* DIRECTIONS FOR THIS TASK *
Give the material again in full, matching it exactly.

.....

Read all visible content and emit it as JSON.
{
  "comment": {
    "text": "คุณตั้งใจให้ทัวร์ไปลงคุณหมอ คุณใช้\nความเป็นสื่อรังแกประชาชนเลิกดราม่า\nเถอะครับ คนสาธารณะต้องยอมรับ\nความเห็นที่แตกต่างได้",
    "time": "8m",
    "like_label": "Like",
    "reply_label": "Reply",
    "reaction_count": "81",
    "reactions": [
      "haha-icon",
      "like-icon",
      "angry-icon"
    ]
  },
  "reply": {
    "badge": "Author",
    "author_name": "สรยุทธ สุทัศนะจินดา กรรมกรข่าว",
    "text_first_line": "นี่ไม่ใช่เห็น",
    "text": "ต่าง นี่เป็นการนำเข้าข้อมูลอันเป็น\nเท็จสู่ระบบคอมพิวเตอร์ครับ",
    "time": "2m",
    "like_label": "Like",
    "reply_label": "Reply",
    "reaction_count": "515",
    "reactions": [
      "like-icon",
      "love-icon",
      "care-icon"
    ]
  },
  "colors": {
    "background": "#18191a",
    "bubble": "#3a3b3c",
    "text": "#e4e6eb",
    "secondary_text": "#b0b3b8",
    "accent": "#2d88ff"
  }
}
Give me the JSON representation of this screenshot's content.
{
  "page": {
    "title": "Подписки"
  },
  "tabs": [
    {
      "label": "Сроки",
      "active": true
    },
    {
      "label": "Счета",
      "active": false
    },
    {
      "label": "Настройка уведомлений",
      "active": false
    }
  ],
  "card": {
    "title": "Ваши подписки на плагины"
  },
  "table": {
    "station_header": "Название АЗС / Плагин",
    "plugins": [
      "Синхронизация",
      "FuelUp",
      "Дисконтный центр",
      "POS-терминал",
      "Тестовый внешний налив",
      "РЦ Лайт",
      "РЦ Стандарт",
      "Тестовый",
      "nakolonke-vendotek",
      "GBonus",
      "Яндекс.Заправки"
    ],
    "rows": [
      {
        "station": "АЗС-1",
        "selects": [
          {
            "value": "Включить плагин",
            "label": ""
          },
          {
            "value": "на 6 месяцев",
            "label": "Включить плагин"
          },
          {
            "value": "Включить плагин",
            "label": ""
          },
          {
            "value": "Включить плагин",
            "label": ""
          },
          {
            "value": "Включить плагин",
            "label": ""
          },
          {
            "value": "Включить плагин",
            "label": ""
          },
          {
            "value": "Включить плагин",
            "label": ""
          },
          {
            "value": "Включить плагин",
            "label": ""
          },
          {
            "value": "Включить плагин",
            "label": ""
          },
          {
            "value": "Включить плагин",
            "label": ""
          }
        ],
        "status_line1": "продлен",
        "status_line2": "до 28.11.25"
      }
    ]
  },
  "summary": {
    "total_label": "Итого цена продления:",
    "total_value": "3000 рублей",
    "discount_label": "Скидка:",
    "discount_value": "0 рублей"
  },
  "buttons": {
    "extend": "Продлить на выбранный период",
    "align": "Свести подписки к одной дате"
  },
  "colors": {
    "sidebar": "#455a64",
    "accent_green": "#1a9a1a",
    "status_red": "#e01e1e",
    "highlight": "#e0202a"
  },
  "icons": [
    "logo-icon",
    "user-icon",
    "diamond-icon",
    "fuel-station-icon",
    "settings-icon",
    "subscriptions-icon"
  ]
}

.....

* EXPECTED OUTPUT *
Read all visible content and emit it as JSON.
{
  "comment": {
    "text": "คุณตั้งใจให้ทัวร์ไปลงคุณหมอ คุณใช้\nความเป็นสื่อรังแกประชาชนเลิกดราม่า\nเถอะครับ คนสาธารณะต้องยอมรับ\nความเห็นที่แตกต่างได้",
    "time": "8m",
    "like_label": "Like",
    "reply_label": "Reply",
    "reaction_count": "81",
    "reactions": [
      "haha-icon",
      "like-icon",
      "angry-icon"
    ]
  },
  "reply": {
    "badge": "Author",
    "author_name": "สรยุทธ สุทัศนะจินดา กรรมกรข่าว",
    "text_first_line": "นี่ไม่ใช่เห็น",
    "text": "ต่าง นี่เป็นการนำเข้าข้อมูลอันเป็น\nเท็จสู่ระบบคอมพิวเตอร์ครับ",
    "time": "2m",
    "like_label": "Like",
    "reply_label": "Reply",
    "reaction_count": "515",
    "reactions": [
      "like-icon",
      "love-icon",
      "care-icon"
    ]
  },
  "colors": {
    "background": "#18191a",
    "bubble": "#3a3b3c",
    "text": "#e4e6eb",
    "secondary_text": "#b0b3b8",
    "accent": "#2d88ff"
  }
}
Give me the JSON representation of this screenshot's content.
{
  "page": {
    "title": "Подписки"
  },
  "tabs": [
    {
      "label": "Сроки",
      "active": true
    },
    {
      "label": "Счета",
      "active": false
    },
    {
      "label": "Настройка уведомлений",
      "active": false
    }
  ],
  "card": {
    "title": "Ваши подписки на плагины"
  },
  "table": {
    "station_header": "Название АЗС / Плагин",
    "plugins": [
      "Синхронизация",
      "FuelUp",
      "Дисконтный центр",
      "POS-терминал",
      "Тестовый внешний налив",
      "РЦ Лайт",
      "РЦ Стандарт",
      "Тестовый",
      "nakolonke-vendotek",
      "GBonus",
      "Яндекс.Заправки"
    ],
    "rows": [
      {
        "station": "АЗС-1",
        "selects": [
          {
            "value": "Включить плагин",
            "label": ""
          },
          {
            "value": "на 6 месяцев",
            "label": "Включить плагин"
          },
          {
            "value": "Включить плагин",
            "label": ""
          },
          {
            "value": "Включить плагин",
            "label": ""
          },
          {
            "value": "Включить плагин",
            "label": ""
          },
          {
            "value": "Включить плагин",
            "label": ""
          },
          {
            "value": "Включить плагин",
            "label": ""
          },
          {
            "value": "Включить плагин",
            "label": ""
          },
          {
            "value": "Включить плагин",
            "label": ""
          },
          {
            "value": "Включить плагин",
            "label": ""
          }
        ],
        "status_line1": "продлен",
        "status_line2": "до 28.11.25"
      }
    ]
  },
  "summary": {
    "total_label": "Итого цена продления:",
    "total_value": "3000 рублей",
    "discount_label": "Скидка:",
    "discount_value": "0 рублей"
  },
  "buttons": {
    "extend": "Продлить на выбранный период",
    "align": "Свести подписки к одной дате"
  },
  "colors": {
    "sidebar": "#455a64",
    "accent_green": "#1a9a1a",
    "status_red": "#e01e1e",
    "highlight": "#e0202a"
  },
  "icons": [
    "logo-icon",
    "user-icon",
    "diamond-icon",
    "fuel-station-icon",
    "settings-icon",
    "subscriptions-icon"
  ]
}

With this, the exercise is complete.